__Aim of the task__
Find the word "roared" in the data. Return every line where it appears.

(Data records)

-- BEGIN --

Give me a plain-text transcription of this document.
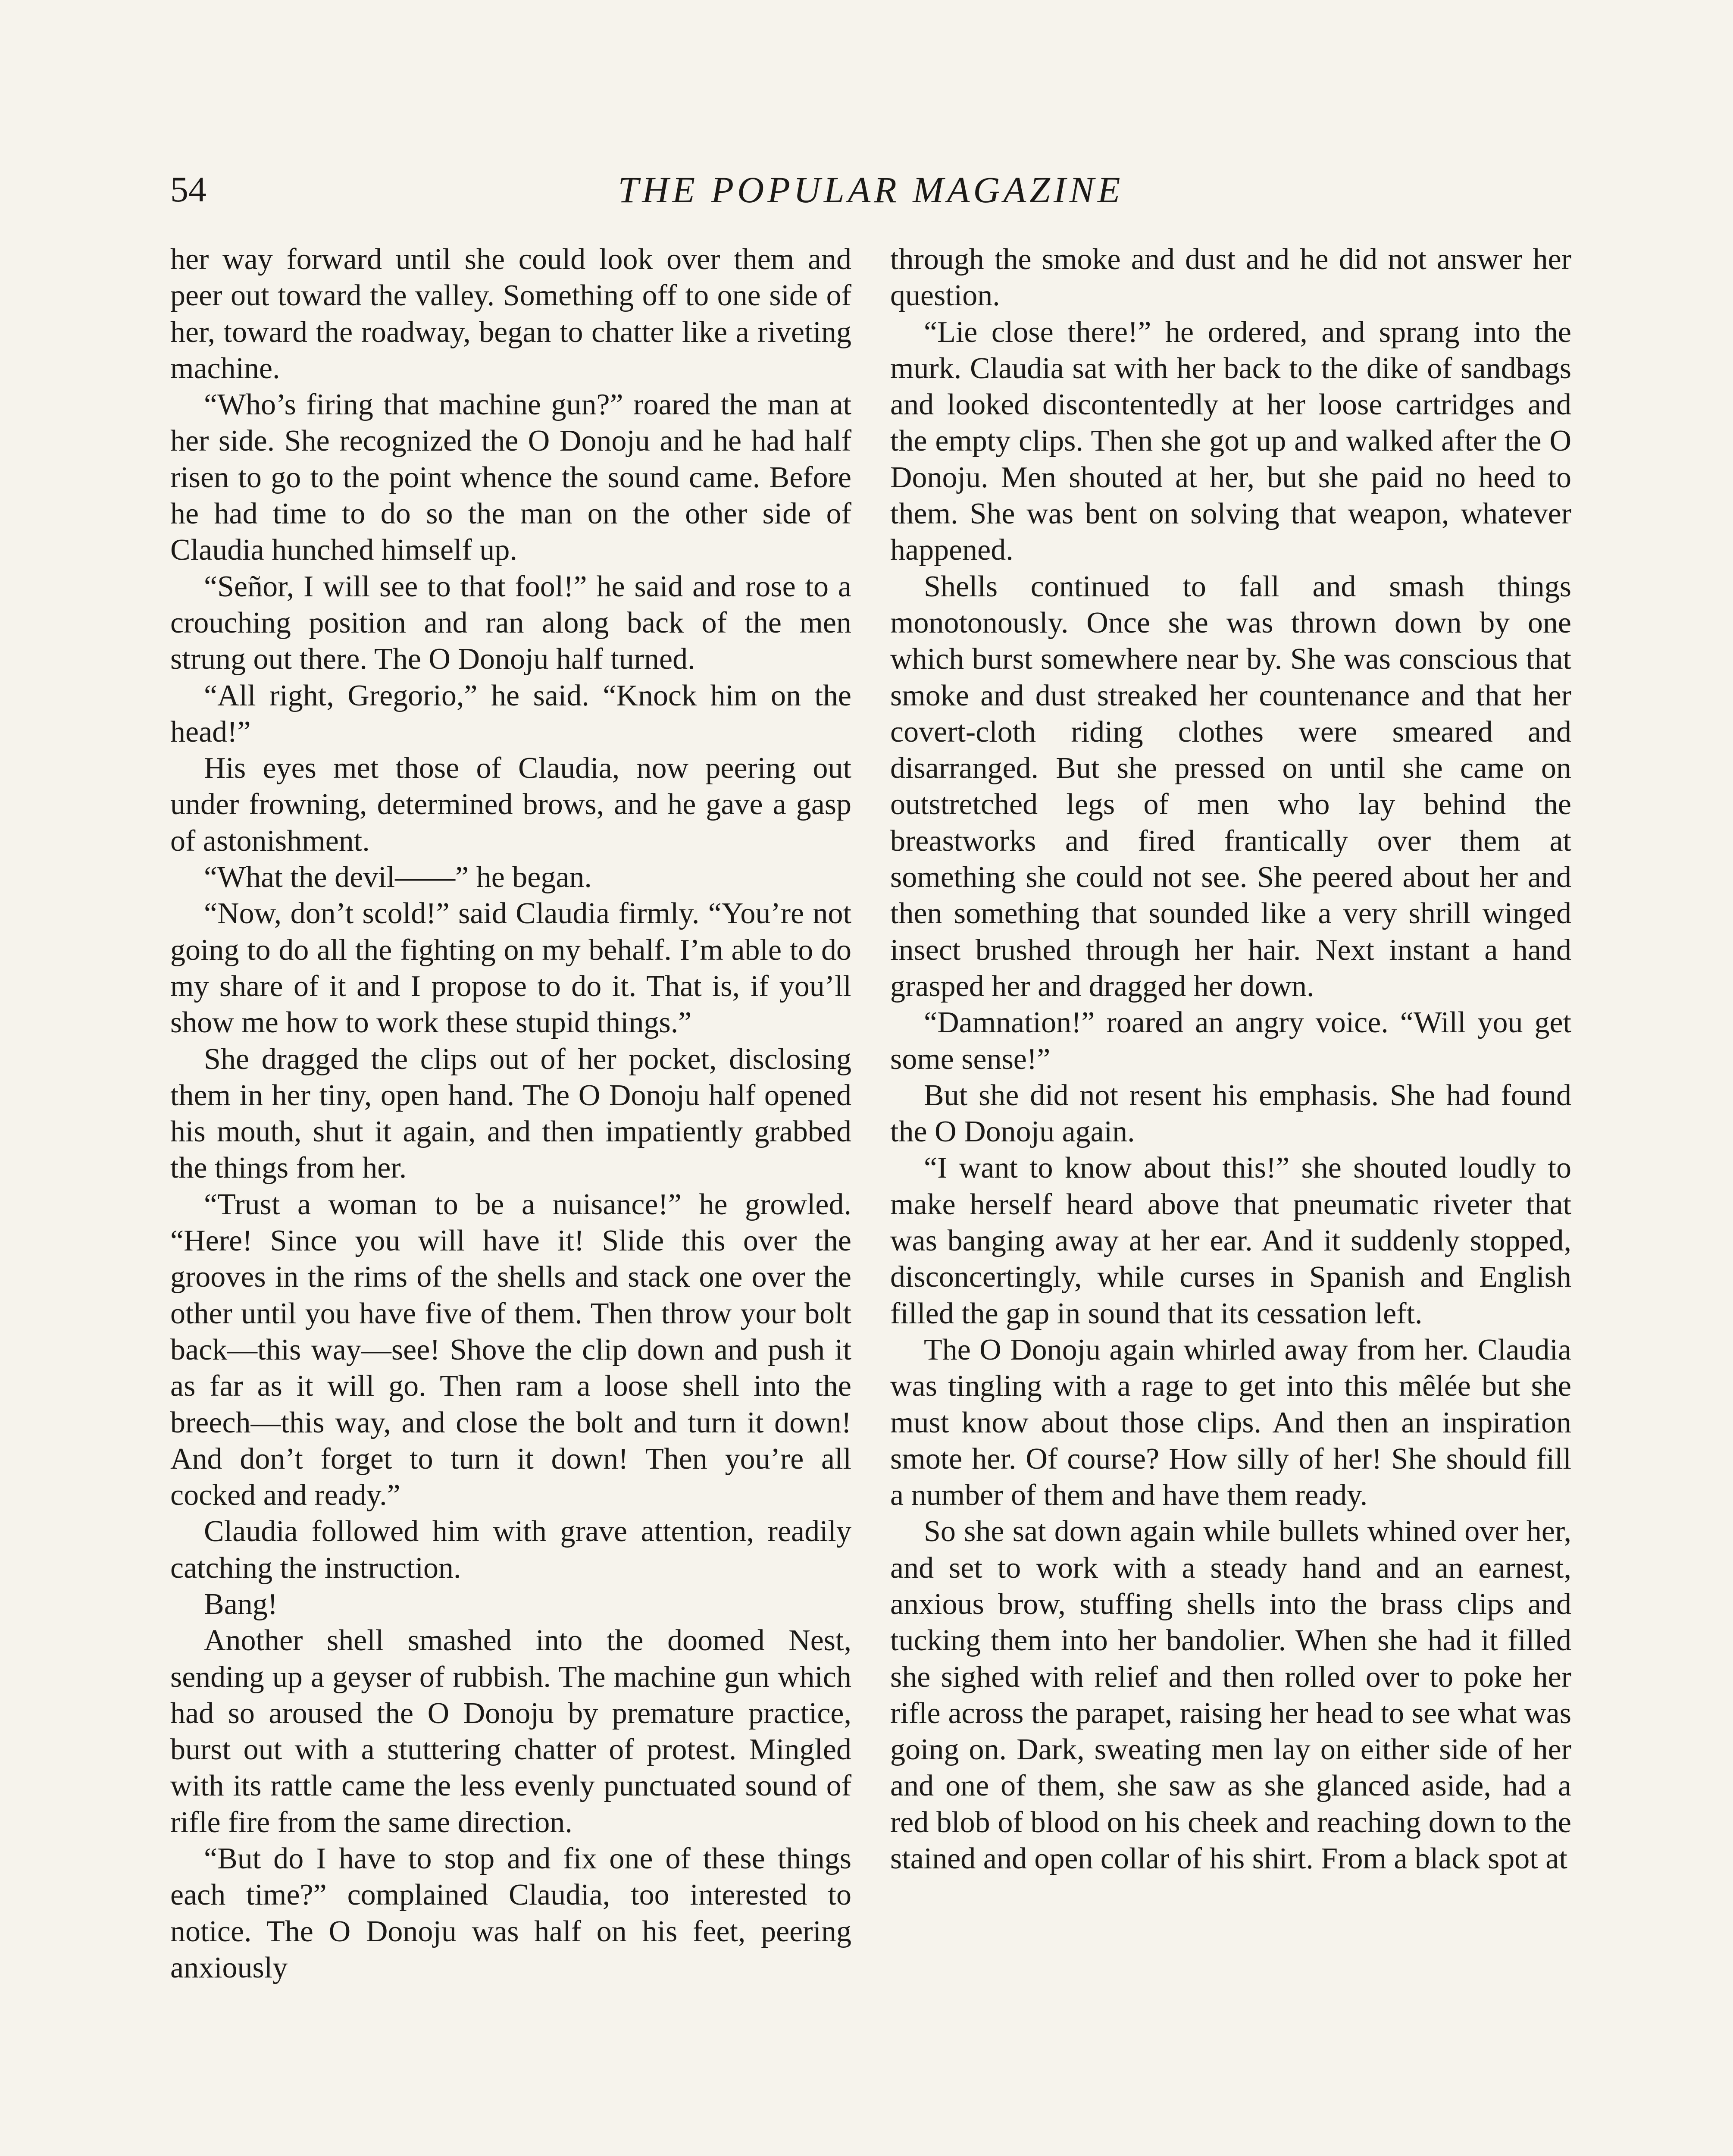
54	THE POPULAR MAGAZINE

her way forward until she could look over them and peer out toward the valley. Something off to one side of her, toward the roadway, began to chatter like a riveting machine.

“Who’s firing that machine gun?” roared the man at her side. She recognized the O Donoju and he had half risen to go to the point whence the sound came. Before he had time to do so the man on the other side of Claudia hunched himself up.

“Señor, I will see to that fool!” he said and rose to a crouching position and ran along back of the men strung out there. The O Donoju half turned.

“All right, Gregorio,” he said. “Knock him on the head!”

His eyes met those of Claudia, now peering out under frowning, determined brows, and he gave a gasp of astonishment.

“What the devil——” he began.

“Now, don’t scold!” said Claudia firmly. “You’re not going to do all the fighting on my behalf. I’m able to do my share of it and I propose to do it. That is, if you’ll show me how to work these stupid things.”

She dragged the clips out of her pocket, disclosing them in her tiny, open hand. The O Donoju half opened his mouth, shut it again, and then impatiently grabbed the things from her.

“Trust a woman to be a nuisance!” he growled. “Here! Since you will have it! Slide this over the grooves in the rims of the shells and stack one over the other until you have five of them. Then throw your bolt back—this way—see! Shove the clip down and push it as far as it will go. Then ram a loose shell into the breech—this way, and close the bolt and turn it down! And don’t forget to turn it down! Then you’re all cocked and ready.”

Claudia followed him with grave attention, readily catching the instruction.

Bang!

Another shell smashed into the doomed Nest, sending up a geyser of rubbish. The machine gun which had so aroused the O Donoju by premature practice, burst out with a stuttering chatter of protest. Mingled with its rattle came the less evenly punctuated sound of rifle fire from the same direction.

“But do I have to stop and fix one of these things each time?” complained Claudia, too interested to notice. The O Donoju was half on his feet, peering anxiously

through the smoke and dust and he did not answer her question.

“Lie close there!” he ordered, and sprang into the murk. Claudia sat with her back to the dike of sandbags and looked discontentedly at her loose cartridges and the empty clips. Then she got up and walked after the O Donoju. Men shouted at her, but she paid no heed to them. She was bent on solving that weapon, whatever happened.

Shells continued to fall and smash things monotonously. Once she was thrown down by one which burst somewhere near by. She was conscious that smoke and dust streaked her countenance and that her covert-cloth riding clothes were smeared and disarranged. But she pressed on until she came on outstretched legs of men who lay behind the breastworks and fired frantically over them at something she could not see. She peered about her and then something that sounded like a very shrill winged insect brushed through her hair. Next instant a hand grasped her and dragged her down.

“Damnation!” roared an angry voice. “Will you get some sense!”

But she did not resent his emphasis. She had found the O Donoju again.

“I want to know about this!” she shouted loudly to make herself heard above that pneumatic riveter that was banging away at her ear. And it suddenly stopped, disconcertingly, while curses in Spanish and English filled the gap in sound that its cessation left.

The O Donoju again whirled away from her. Claudia was tingling with a rage to get into this mêlée but she must know about those clips. And then an inspiration smote her. Of course? How silly of her! She should fill a number of them and have them ready.

So she sat down again while bullets whined over her, and set to work with a steady hand and an earnest, anxious brow, stuffing shells into the brass clips and tucking them into her bandolier. When she had it filled she sighed with relief and then rolled over to poke her rifle across the parapet, raising her head to see what was going on. Dark, sweating men lay on either side of her and one of them, she saw as she glanced aside, had a red blob of blood on his cheek and reaching down to the stained and open collar of his shirt. From a black spot at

-- END --

__Solution below__
“Who’s firing that machine gun?” roared the man at her side. She recognized the O Donoju and he had half risen to go to the point whence the sound came. Before he had time to do so the man on the other side of Claudia hunched himself up.
“Damnation!” roared an angry voice. “Will you get some sense!”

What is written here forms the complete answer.